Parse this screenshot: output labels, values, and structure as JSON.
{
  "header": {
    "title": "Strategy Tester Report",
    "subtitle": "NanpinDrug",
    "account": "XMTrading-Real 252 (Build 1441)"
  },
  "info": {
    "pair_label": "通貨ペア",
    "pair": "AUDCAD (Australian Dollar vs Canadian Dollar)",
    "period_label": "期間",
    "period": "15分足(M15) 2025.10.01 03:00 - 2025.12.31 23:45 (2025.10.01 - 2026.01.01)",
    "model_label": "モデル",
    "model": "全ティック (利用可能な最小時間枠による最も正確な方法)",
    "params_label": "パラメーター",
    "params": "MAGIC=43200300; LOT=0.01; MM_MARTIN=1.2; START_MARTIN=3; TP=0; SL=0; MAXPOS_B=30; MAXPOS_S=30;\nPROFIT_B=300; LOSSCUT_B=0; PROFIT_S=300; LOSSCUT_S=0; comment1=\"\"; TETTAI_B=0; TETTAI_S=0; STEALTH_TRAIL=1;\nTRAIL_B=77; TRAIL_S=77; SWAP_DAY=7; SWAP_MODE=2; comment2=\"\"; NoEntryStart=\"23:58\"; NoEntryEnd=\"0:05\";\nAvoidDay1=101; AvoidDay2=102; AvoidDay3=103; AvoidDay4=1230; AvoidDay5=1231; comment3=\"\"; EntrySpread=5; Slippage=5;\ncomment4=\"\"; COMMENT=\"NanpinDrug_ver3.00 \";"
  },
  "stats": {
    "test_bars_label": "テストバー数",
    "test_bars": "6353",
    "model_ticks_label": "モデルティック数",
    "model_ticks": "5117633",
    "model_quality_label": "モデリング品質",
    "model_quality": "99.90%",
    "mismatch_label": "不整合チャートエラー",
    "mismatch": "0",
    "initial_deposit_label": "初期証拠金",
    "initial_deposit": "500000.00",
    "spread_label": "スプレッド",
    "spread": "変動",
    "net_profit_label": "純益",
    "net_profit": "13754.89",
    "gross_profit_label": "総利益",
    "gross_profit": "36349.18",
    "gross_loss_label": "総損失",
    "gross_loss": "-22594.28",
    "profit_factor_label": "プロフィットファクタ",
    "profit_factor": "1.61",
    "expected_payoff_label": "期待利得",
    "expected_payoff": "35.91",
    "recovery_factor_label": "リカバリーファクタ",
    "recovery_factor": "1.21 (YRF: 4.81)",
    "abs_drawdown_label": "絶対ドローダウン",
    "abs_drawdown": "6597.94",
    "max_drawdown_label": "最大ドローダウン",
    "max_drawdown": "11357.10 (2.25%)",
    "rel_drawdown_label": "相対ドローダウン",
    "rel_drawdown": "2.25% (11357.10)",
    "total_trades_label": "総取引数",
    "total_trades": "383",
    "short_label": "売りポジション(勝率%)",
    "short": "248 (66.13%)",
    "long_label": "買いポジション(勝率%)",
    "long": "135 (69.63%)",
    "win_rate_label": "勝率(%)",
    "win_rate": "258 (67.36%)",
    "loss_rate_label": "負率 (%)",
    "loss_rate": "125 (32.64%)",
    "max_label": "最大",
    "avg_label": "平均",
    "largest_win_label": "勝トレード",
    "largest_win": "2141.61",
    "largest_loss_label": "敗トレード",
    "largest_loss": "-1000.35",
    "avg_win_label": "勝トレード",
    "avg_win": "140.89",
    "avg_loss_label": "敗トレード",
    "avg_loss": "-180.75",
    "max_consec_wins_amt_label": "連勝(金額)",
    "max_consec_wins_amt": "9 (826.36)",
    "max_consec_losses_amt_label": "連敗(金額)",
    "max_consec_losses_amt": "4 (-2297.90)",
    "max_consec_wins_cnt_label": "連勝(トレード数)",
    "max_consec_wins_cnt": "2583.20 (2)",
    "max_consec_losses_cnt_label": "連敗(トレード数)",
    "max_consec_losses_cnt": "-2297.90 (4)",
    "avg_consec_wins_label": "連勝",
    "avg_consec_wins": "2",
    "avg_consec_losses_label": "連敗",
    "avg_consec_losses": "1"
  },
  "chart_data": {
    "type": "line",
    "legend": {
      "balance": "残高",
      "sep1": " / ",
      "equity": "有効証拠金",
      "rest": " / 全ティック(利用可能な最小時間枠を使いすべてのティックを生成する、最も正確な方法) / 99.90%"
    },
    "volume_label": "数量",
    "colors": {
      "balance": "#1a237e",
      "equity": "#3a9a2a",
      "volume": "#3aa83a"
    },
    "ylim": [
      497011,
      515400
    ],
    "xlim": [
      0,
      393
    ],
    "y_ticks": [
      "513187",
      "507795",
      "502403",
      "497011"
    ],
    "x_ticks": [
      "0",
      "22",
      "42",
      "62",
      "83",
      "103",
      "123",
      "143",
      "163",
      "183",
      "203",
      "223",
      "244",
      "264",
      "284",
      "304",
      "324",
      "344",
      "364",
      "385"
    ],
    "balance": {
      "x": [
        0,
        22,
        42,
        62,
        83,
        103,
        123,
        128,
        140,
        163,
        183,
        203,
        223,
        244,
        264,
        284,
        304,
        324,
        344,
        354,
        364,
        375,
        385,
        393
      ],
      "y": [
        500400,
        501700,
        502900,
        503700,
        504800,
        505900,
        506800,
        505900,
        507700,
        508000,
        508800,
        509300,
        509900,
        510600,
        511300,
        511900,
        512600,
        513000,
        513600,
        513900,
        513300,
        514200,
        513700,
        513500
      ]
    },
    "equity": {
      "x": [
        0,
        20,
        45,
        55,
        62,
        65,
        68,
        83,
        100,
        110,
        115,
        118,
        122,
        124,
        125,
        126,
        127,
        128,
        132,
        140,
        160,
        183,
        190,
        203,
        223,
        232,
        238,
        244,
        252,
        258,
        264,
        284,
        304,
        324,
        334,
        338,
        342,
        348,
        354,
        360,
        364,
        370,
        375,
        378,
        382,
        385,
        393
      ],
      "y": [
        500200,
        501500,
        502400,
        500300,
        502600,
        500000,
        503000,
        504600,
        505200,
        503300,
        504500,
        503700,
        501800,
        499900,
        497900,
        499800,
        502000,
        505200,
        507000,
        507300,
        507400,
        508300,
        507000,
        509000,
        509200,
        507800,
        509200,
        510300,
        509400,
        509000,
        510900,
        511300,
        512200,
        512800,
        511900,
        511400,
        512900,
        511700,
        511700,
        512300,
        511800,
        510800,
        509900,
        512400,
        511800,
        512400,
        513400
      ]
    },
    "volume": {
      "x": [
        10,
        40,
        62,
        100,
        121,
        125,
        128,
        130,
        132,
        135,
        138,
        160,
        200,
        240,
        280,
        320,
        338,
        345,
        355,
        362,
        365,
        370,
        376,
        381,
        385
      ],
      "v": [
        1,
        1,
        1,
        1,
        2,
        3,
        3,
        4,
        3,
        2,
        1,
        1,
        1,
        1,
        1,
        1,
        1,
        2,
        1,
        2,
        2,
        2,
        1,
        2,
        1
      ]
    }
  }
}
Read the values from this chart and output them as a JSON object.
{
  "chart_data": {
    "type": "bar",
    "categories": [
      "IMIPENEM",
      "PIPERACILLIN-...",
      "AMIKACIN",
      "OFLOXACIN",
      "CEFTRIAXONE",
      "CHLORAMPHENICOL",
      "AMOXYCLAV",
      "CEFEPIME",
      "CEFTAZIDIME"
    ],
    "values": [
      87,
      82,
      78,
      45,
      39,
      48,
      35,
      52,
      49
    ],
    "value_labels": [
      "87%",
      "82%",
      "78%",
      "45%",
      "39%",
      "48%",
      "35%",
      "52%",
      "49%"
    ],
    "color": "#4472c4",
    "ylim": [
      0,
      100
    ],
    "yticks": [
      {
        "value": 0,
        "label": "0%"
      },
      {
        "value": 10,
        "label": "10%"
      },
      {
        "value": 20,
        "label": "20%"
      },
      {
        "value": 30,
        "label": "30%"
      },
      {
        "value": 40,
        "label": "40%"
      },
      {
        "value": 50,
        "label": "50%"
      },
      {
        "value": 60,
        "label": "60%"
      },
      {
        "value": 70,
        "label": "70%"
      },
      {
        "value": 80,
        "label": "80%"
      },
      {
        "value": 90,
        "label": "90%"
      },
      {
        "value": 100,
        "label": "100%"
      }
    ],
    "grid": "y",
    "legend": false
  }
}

· · ·

| REQUIREMENT |
Write out again, unchanged, every line from the line containing "Read the values" to the final line of the material above.

| THE REPLY |
Read the values from this chart and output them as a JSON object.
{
  "chart_data": {
    "type": "bar",
    "categories": [
      "IMIPENEM",
      "PIPERACILLIN-...",
      "AMIKACIN",
      "OFLOXACIN",
      "CEFTRIAXONE",
      "CHLORAMPHENICOL",
      "AMOXYCLAV",
      "CEFEPIME",
      "CEFTAZIDIME"
    ],
    "values": [
      87,
      82,
      78,
      45,
      39,
      48,
      35,
      52,
      49
    ],
    "value_labels": [
      "87%",
      "82%",
      "78%",
      "45%",
      "39%",
      "48%",
      "35%",
      "52%",
      "49%"
    ],
    "color": "#4472c4",
    "ylim": [
      0,
      100
    ],
    "yticks": [
      {
        "value": 0,
        "label": "0%"
      },
      {
        "value": 10,
        "label": "10%"
      },
      {
        "value": 20,
        "label": "20%"
      },
      {
        "value": 30,
        "label": "30%"
      },
      {
        "value": 40,
        "label": "40%"
      },
      {
        "value": 50,
        "label": "50%"
      },
      {
        "value": 60,
        "label": "60%"
      },
      {
        "value": 70,
        "label": "70%"
      },
      {
        "value": 80,
        "label": "80%"
      },
      {
        "value": 90,
        "label": "90%"
      },
      {
        "value": 100,
        "label": "100%"
      }
    ],
    "grid": "y",
    "legend": false
  }
}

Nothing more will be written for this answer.